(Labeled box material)
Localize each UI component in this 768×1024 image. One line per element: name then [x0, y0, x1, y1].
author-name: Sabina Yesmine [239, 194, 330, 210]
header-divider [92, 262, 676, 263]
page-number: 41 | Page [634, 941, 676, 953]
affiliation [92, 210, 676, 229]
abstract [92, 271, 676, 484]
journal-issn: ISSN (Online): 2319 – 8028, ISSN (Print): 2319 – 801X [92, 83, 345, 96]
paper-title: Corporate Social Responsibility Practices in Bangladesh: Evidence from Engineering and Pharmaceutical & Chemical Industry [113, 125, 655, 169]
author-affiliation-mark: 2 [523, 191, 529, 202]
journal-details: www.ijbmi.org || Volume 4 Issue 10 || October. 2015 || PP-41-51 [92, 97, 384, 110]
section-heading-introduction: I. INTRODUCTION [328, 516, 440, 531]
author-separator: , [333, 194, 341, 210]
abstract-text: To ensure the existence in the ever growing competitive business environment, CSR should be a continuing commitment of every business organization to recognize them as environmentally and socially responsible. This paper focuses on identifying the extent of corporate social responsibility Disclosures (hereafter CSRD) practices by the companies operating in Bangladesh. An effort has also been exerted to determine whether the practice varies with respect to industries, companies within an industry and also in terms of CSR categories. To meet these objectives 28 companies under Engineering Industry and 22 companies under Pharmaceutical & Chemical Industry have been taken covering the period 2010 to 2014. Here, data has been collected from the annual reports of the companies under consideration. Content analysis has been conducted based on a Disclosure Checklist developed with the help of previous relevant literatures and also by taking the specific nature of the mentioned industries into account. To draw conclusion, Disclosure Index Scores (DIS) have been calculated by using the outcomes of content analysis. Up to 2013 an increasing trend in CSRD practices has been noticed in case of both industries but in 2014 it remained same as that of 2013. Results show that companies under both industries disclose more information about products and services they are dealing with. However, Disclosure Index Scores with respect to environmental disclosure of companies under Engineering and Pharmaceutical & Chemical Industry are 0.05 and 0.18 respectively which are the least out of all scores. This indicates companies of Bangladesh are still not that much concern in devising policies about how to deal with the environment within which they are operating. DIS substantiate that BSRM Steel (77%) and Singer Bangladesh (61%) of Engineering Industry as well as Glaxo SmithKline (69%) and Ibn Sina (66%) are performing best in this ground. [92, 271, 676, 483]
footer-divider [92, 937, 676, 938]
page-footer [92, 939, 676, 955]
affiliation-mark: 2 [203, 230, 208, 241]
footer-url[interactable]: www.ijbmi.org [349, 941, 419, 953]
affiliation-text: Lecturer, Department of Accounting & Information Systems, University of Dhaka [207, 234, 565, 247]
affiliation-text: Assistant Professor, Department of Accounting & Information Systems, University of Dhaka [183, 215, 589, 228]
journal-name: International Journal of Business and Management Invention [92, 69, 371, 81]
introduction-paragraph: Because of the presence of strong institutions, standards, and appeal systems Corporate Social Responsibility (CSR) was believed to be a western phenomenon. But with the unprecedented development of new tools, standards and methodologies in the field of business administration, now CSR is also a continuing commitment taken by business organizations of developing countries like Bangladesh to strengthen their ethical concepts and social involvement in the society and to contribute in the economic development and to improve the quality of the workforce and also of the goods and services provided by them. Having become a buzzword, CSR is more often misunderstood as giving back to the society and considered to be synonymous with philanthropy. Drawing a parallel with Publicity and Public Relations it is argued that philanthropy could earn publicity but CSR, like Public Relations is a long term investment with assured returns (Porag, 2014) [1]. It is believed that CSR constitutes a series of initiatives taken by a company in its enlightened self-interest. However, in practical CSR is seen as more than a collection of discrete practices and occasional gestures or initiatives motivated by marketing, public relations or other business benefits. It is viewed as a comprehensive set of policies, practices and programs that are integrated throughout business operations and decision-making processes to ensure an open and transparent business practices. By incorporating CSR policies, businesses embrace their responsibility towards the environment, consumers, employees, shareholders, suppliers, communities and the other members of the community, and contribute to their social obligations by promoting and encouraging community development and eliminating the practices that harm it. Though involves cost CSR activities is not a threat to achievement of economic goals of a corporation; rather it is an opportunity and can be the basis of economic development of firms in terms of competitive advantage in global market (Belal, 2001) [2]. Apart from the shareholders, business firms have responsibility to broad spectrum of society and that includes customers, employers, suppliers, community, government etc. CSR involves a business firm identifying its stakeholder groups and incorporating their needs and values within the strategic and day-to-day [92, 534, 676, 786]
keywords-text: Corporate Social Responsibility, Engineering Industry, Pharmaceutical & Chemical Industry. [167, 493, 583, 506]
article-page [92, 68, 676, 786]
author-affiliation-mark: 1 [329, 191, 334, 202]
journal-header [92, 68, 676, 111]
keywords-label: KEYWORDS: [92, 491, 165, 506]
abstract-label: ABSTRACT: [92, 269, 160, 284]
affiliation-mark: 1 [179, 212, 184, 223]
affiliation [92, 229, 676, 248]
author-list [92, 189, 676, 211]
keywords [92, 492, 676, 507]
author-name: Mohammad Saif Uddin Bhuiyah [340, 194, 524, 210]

PROBLEM TO SOLVE:
Output every line of this material again, unchanged.

WRITTEN RESPONSE:
Localize each UI component in this 768×1024 image. One line per element: name then [x0, y0, x1, y1].
author-name: Sabina Yesmine [239, 194, 330, 210]
header-divider [92, 262, 676, 263]
page-number: 41 | Page [634, 941, 676, 953]
affiliation [92, 210, 676, 229]
abstract [92, 271, 676, 484]
journal-issn: ISSN (Online): 2319 – 8028, ISSN (Print): 2319 – 801X [92, 83, 345, 96]
paper-title: Corporate Social Responsibility Practices in Bangladesh: Evidence from Engineering and Pharmaceutical & Chemical Industry [113, 125, 655, 169]
author-affiliation-mark: 2 [523, 191, 529, 202]
journal-details: www.ijbmi.org || Volume 4 Issue 10 || October. 2015 || PP-41-51 [92, 97, 384, 110]
section-heading-introduction: I. INTRODUCTION [328, 516, 440, 531]
author-separator: , [333, 194, 341, 210]
abstract-text: To ensure the existence in the ever growing competitive business environment, CSR should be a continuing commitment of every business organization to recognize them as environmentally and socially responsible. This paper focuses on identifying the extent of corporate social responsibility Disclosures (hereafter CSRD) practices by the companies operating in Bangladesh. An effort has also been exerted to determine whether the practice varies with respect to industries, companies within an industry and also in terms of CSR categories. To meet these objectives 28 companies under Engineering Industry and 22 companies under Pharmaceutical & Chemical Industry have been taken covering the period 2010 to 2014. Here, data has been collected from the annual reports of the companies under consideration. Content analysis has been conducted based on a Disclosure Checklist developed with the help of previous relevant literatures and also by taking the specific nature of the mentioned industries into account. To draw conclusion, Disclosure Index Scores (DIS) have been calculated by using the outcomes of content analysis. Up to 2013 an increasing trend in CSRD practices has been noticed in case of both industries but in 2014 it remained same as that of 2013. Results show that companies under both industries disclose more information about products and services they are dealing with. However, Disclosure Index Scores with respect to environmental disclosure of companies under Engineering and Pharmaceutical & Chemical Industry are 0.05 and 0.18 respectively which are the least out of all scores. This indicates companies of Bangladesh are still not that much concern in devising policies about how to deal with the environment within which they are operating. DIS substantiate that BSRM Steel (77%) and Singer Bangladesh (61%) of Engineering Industry as well as Glaxo SmithKline (69%) and Ibn Sina (66%) are performing best in this ground. [92, 271, 676, 483]
footer-divider [92, 937, 676, 938]
page-footer [92, 939, 676, 955]
affiliation-mark: 2 [203, 230, 208, 241]
footer-url[interactable]: www.ijbmi.org [349, 941, 419, 953]
affiliation-text: Lecturer, Department of Accounting & Information Systems, University of Dhaka [207, 234, 565, 247]
affiliation-text: Assistant Professor, Department of Accounting & Information Systems, University of Dhaka [183, 215, 589, 228]
journal-name: International Journal of Business and Management Invention [92, 69, 371, 81]
introduction-paragraph: Because of the presence of strong institutions, standards, and appeal systems Corporate Social Responsibility (CSR) was believed to be a western phenomenon. But with the unprecedented development of new tools, standards and methodologies in the field of business administration, now CSR is also a continuing commitment taken by business organizations of developing countries like Bangladesh to strengthen their ethical concepts and social involvement in the society and to contribute in the economic development and to improve the quality of the workforce and also of the goods and services provided by them. Having become a buzzword, CSR is more often misunderstood as giving back to the society and considered to be synonymous with philanthropy. Drawing a parallel with Publicity and Public Relations it is argued that philanthropy could earn publicity but CSR, like Public Relations is a long term investment with assured returns (Porag, 2014) [1]. It is believed that CSR constitutes a series of initiatives taken by a company in its enlightened self-interest. However, in practical CSR is seen as more than a collection of discrete practices and occasional gestures or initiatives motivated by marketing, public relations or other business benefits. It is viewed as a comprehensive set of policies, practices and programs that are integrated throughout business operations and decision-making processes to ensure an open and transparent business practices. By incorporating CSR policies, businesses embrace their responsibility towards the environment, consumers, employees, shareholders, suppliers, communities and the other members of the community, and contribute to their social obligations by promoting and encouraging community development and eliminating the practices that harm it. Though involves cost CSR activities is not a threat to achievement of economic goals of a corporation; rather it is an opportunity and can be the basis of economic development of firms in terms of competitive advantage in global market (Belal, 2001) [2]. Apart from the shareholders, business firms have responsibility to broad spectrum of society and that includes customers, employers, suppliers, community, government etc. CSR involves a business firm identifying its stakeholder groups and incorporating their needs and values within the strategic and day-to-day [92, 534, 676, 786]
keywords-text: Corporate Social Responsibility, Engineering Industry, Pharmaceutical & Chemical Industry. [167, 493, 583, 506]
article-page [92, 68, 676, 786]
author-affiliation-mark: 1 [329, 191, 334, 202]
journal-header [92, 68, 676, 111]
keywords-label: KEYWORDS: [92, 491, 165, 506]
abstract-label: ABSTRACT: [92, 269, 160, 284]
affiliation-mark: 1 [179, 212, 184, 223]
affiliation [92, 229, 676, 248]
author-list [92, 189, 676, 211]
keywords [92, 492, 676, 507]
author-name: Mohammad Saif Uddin Bhuiyah [340, 194, 524, 210]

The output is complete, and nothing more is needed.